• _Problem requirements_: Extract the complete listing and output it unchanged.
■ ■ ■ ■ ■
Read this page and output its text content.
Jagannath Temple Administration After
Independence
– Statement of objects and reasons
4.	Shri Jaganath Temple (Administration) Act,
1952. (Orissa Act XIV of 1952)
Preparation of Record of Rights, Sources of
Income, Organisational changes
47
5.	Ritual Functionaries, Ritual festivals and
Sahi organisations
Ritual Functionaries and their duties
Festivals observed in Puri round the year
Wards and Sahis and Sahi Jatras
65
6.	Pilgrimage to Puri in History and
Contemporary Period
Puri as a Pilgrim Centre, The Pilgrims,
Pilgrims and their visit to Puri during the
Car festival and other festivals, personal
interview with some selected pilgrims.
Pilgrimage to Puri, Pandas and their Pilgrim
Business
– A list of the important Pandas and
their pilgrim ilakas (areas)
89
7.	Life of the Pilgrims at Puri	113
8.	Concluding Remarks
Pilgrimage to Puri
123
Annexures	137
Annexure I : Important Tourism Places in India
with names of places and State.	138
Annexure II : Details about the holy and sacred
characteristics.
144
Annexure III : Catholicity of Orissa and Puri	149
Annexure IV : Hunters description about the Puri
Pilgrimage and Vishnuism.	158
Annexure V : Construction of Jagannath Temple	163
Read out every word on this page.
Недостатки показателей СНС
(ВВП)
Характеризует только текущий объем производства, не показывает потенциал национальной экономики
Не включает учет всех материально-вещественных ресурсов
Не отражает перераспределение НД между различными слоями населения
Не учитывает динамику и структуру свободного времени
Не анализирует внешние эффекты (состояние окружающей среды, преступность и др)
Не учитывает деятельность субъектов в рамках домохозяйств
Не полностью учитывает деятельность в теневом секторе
■ ■ ■ ■ ■
• _Task answer_:
Read this page and output its text content.
Jagannath Temple Administration After
Independence
– Statement of objects and reasons
4.	Shri Jaganath Temple (Administration) Act,
1952. (Orissa Act XIV of 1952)
Preparation of Record of Rights, Sources of
Income, Organisational changes
47
5.	Ritual Functionaries, Ritual festivals and
Sahi organisations
Ritual Functionaries and their duties
Festivals observed in Puri round the year
Wards and Sahis and Sahi Jatras
65
6.	Pilgrimage to Puri in History and
Contemporary Period
Puri as a Pilgrim Centre, The Pilgrims,
Pilgrims and their visit to Puri during the
Car festival and other festivals, personal
interview with some selected pilgrims.
Pilgrimage to Puri, Pandas and their Pilgrim
Business
– A list of the important Pandas and
their pilgrim ilakas (areas)
89
7.	Life of the Pilgrims at Puri	113
8.	Concluding Remarks
Pilgrimage to Puri
123
Annexures	137
Annexure I : Important Tourism Places in India
with names of places and State.	138
Annexure II : Details about the holy and sacred
characteristics.
144
Annexure III : Catholicity of Orissa and Puri	149
Annexure IV : Hunters description about the Puri
Pilgrimage and Vishnuism.	158
Annexure V : Construction of Jagannath Temple	163
Read out every word on this page.
Недостатки показателей СНС
(ВВП)
Характеризует только текущий объем производства, не показывает потенциал национальной экономики
Не включает учет всех материально-вещественных ресурсов
Не отражает перераспределение НД между различными слоями населения
Не учитывает динамику и структуру свободного времени
Не анализирует внешние эффекты (состояние окружающей среды, преступность и др)
Не учитывает деятельность субъектов в рамках домохозяйств
Не полностью учитывает деятельность в теневом секторе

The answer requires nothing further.